SET EXERCISE: Search the listing below for the string "сертификата" and show each line that contains it.

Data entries
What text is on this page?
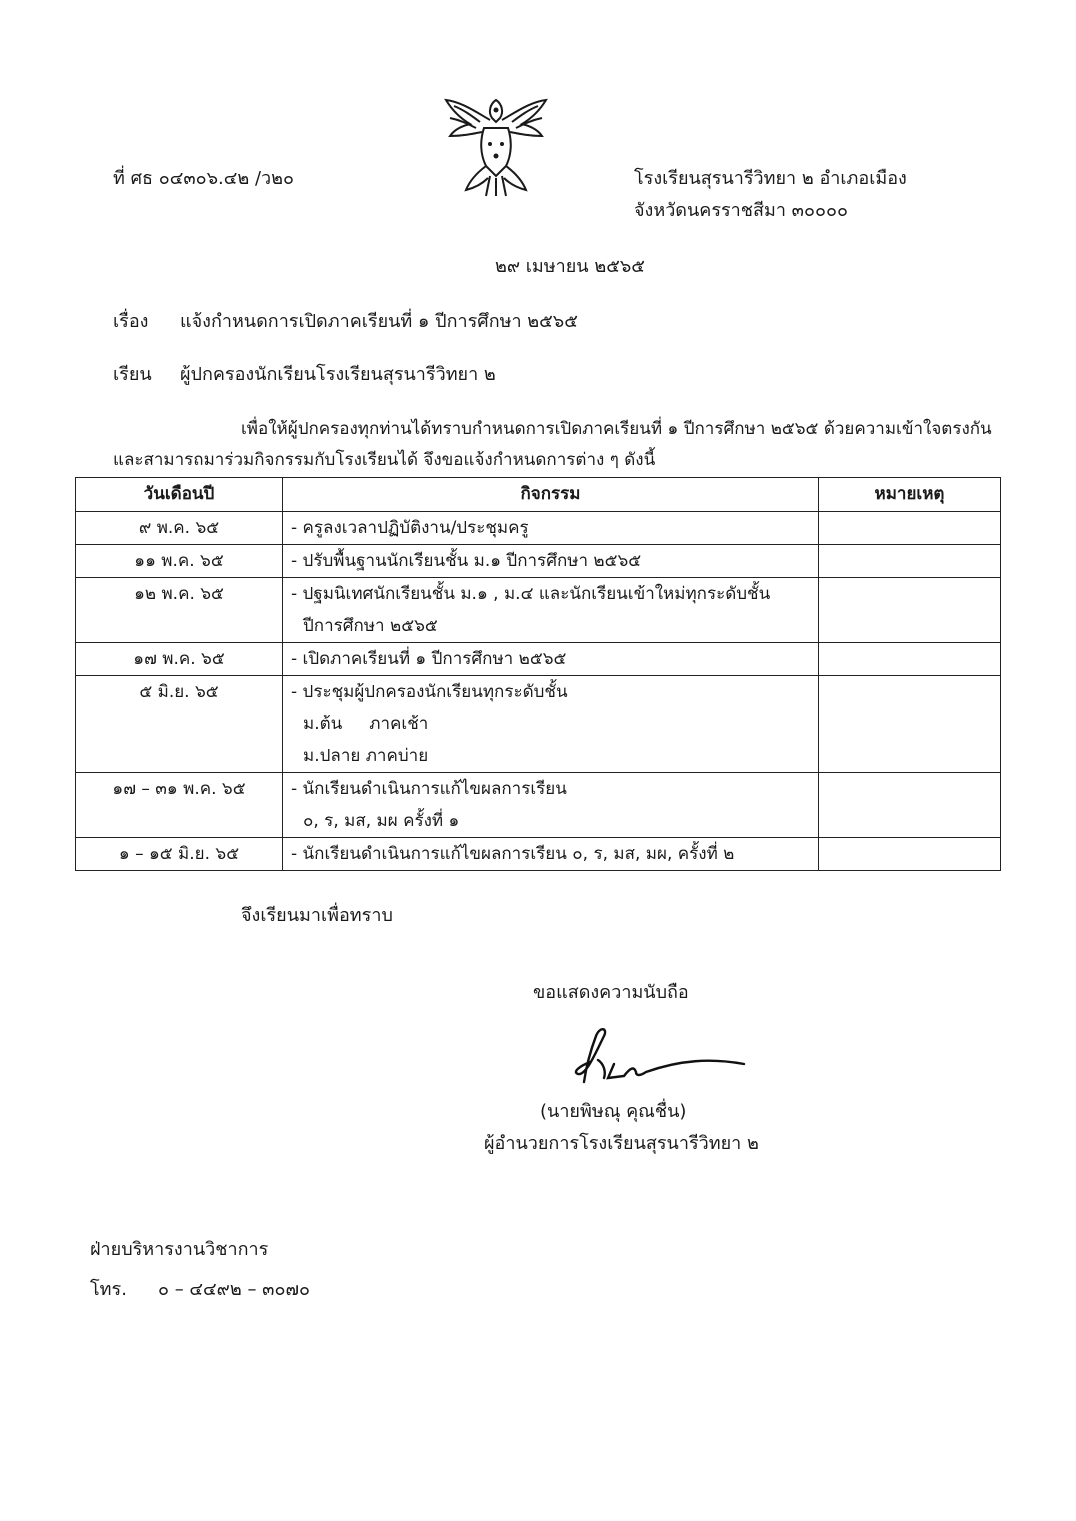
ที่ ศธ ๐๔๓๐๖.๔๒ /ว๒๐	โรงเรียนสุรนารีวิทยา ๒ อำเภอเมือง
จังหวัดนครราชสีมา ๓๐๐๐๐
๒๙ เมษายน ๒๕๖๕
เรื่อง แจ้งกำหนดการเปิดภาคเรียนที่ ๑ ปีการศึกษา ๒๕๖๕
เรียน ผู้ปกครองนักเรียนโรงเรียนสุรนารีวิทยา ๒
เพื่อให้ผู้ปกครองทุกท่านได้ทราบกำหนดการเปิดภาคเรียนที่ ๑ ปีการศึกษา ๒๕๖๕ ด้วยความเข้าใจตรงกัน
และสามารถมาร่วมกิจกรรมกับโรงเรียนได้ จึงขอแจ้งกำหนดการต่าง ๆ ดังนี้
วันเดือนปี	กิจกรรม	หมายเหตุ
๙ พ.ค. ๖๕	- ครูลงเวลาปฏิบัติงาน/ประชุมครู	

๑๑ พ.ค. ๖๕	- ปรับพื้นฐานนักเรียนชั้น ม.๑ ปีการศึกษา ๒๕๖๕	

๑๒ พ.ค. ๖๕	- ปฐมนิเทศนักเรียนชั้น ม.๑ , ม.๔ และนักเรียนเข้าใหม่ทุกระดับชั้น
ปีการศึกษา ๒๕๖๕	

๑๗ พ.ค. ๖๕	- เปิดภาคเรียนที่ ๑ ปีการศึกษา ๒๕๖๕	

๕ มิ.ย. ๖๕	- ประชุมผู้ปกครองนักเรียนทุกระดับชั้น
ม.ต้น     ภาคเช้า
ม.ปลาย ภาคบ่าย	

๑๗ – ๓๑ พ.ค. ๖๕	- นักเรียนดำเนินการแก้ไขผลการเรียน
๐, ร, มส, มผ ครั้งที่ ๑	

๑ – ๑๕ มิ.ย. ๖๕	- นักเรียนดำเนินการแก้ไขผลการเรียน ๐, ร, มส, มผ, ครั้งที่ ๒	

จึงเรียนมาเพื่อทราบ
ขอแสดงความนับถือ
(นายพิษณุ คุณชื่น)
ผู้อำนวยการโรงเรียนสุรนารีวิทยา ๒
ฝ่ายบริหารงานวิชาการ
โทร. ๐ – ๔๔๙๒ – ๓๐๗๐
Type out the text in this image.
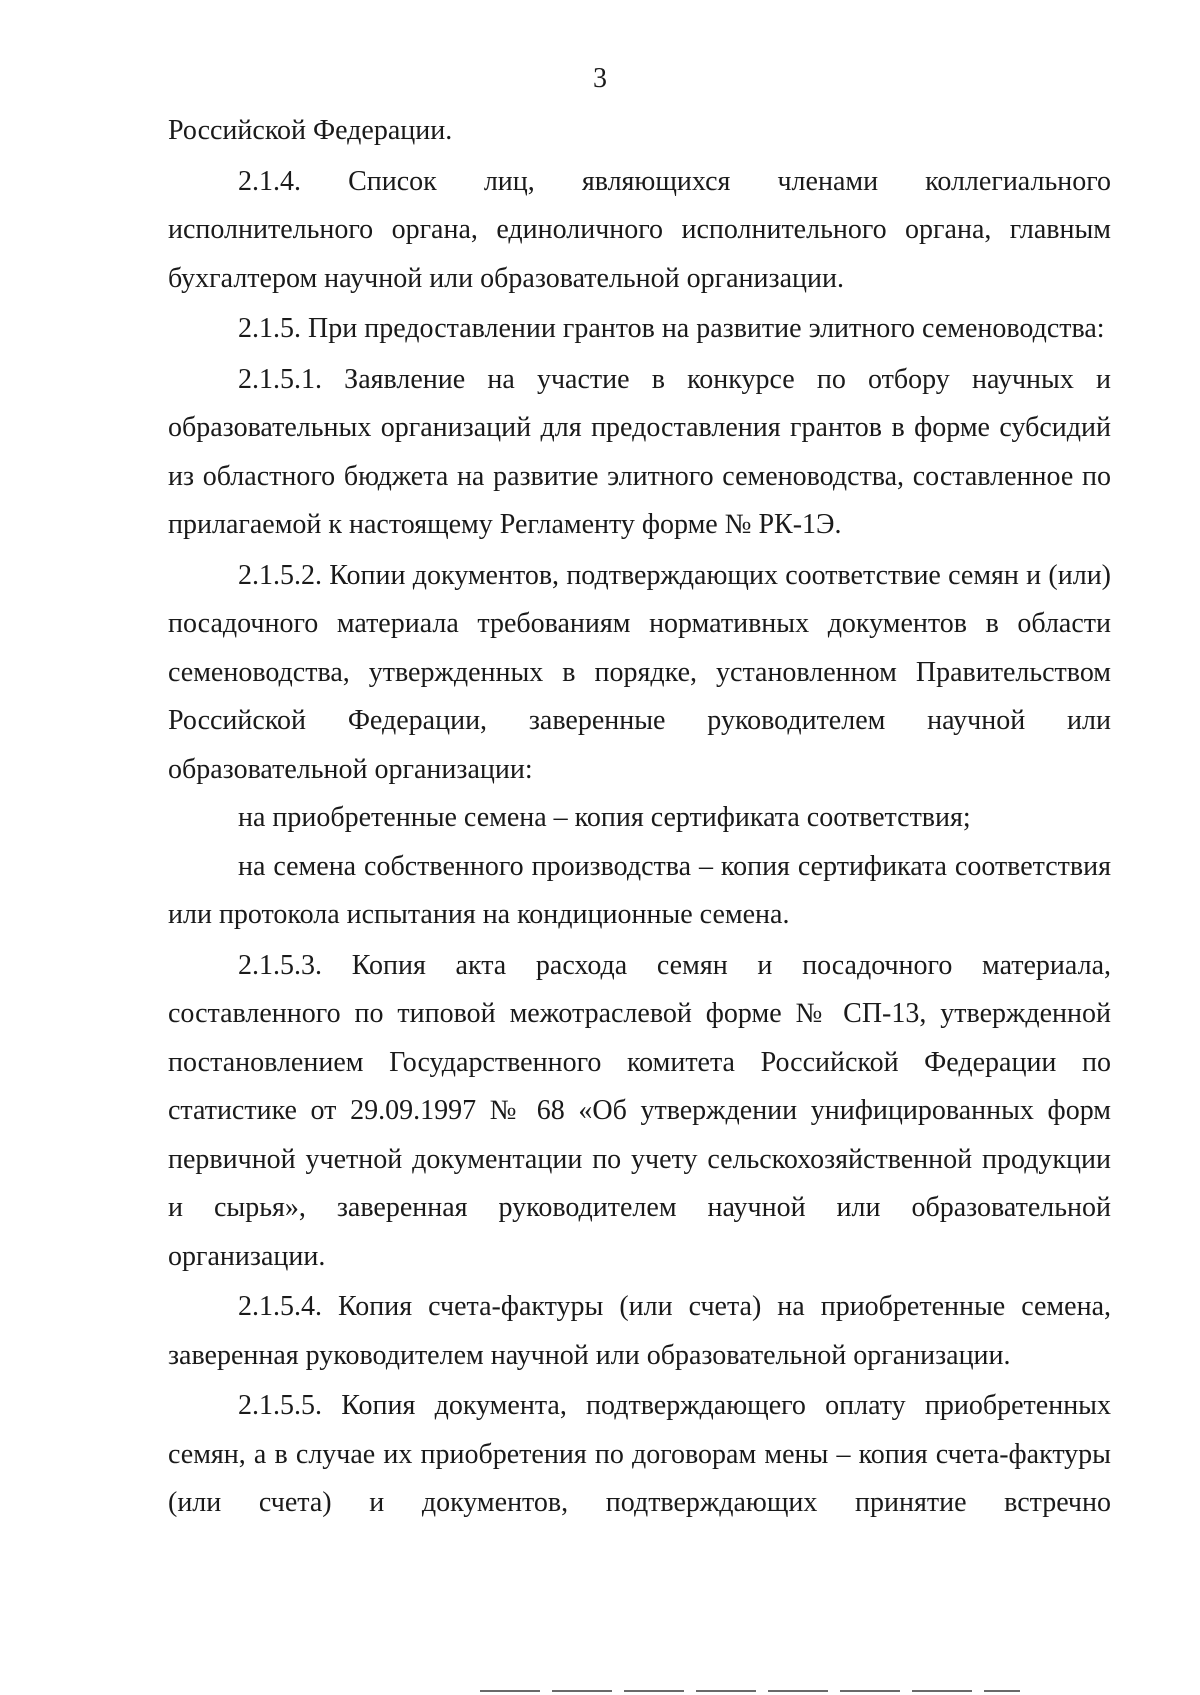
3

Российской Федерации.

2.1.4. Список лиц, являющихся членами коллегиального исполнительного органа, единоличного исполнительного органа, главным бухгалтером научной или образовательной организации.

2.1.5. При предоставлении грантов на развитие элитного семеноводства:

2.1.5.1. Заявление на участие в конкурсе по отбору научных и образовательных организаций для предоставления грантов в форме субсидий из областного бюджета на развитие элитного семеноводства, составленное по прилагаемой к настоящему Регламенту форме № РК-1Э.

2.1.5.2. Копии документов, подтверждающих соответствие семян и (или) посадочного материала требованиям нормативных документов в области семеноводства, утвержденных в порядке, установленном Правительством Российской Федерации, заверенные руководителем научной или образовательной организации:

на приобретенные семена – копия сертификата соответствия;

на семена собственного производства – копия сертификата соответствия или протокола испытания на кондиционные семена.

2.1.5.3. Копия акта расхода семян и посадочного материала, составленного по типовой межотраслевой форме № СП-13, утвержденной постановлением Государственного комитета Российской Федерации по статистике от 29.09.1997 № 68 «Об утверждении унифицированных форм первичной учетной документации по учету сельскохозяйственной продукции и сырья», заверенная руководителем научной или образовательной организации.

2.1.5.4. Копия счета-фактуры (или счета) на приобретенные семена, заверенная руководителем научной или образовательной организации.

2.1.5.5. Копия документа, подтверждающего оплату приобретенных семян, а в случае их приобретения по договорам мены – копия счета-фактуры (или счета) и документов, подтверждающих принятие встречно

RESPONSE:
на приобретенные семена – копия сертификата соответствия;
на семена собственного производства – копия сертификата соответствия или протокола испытания на кондиционные семена.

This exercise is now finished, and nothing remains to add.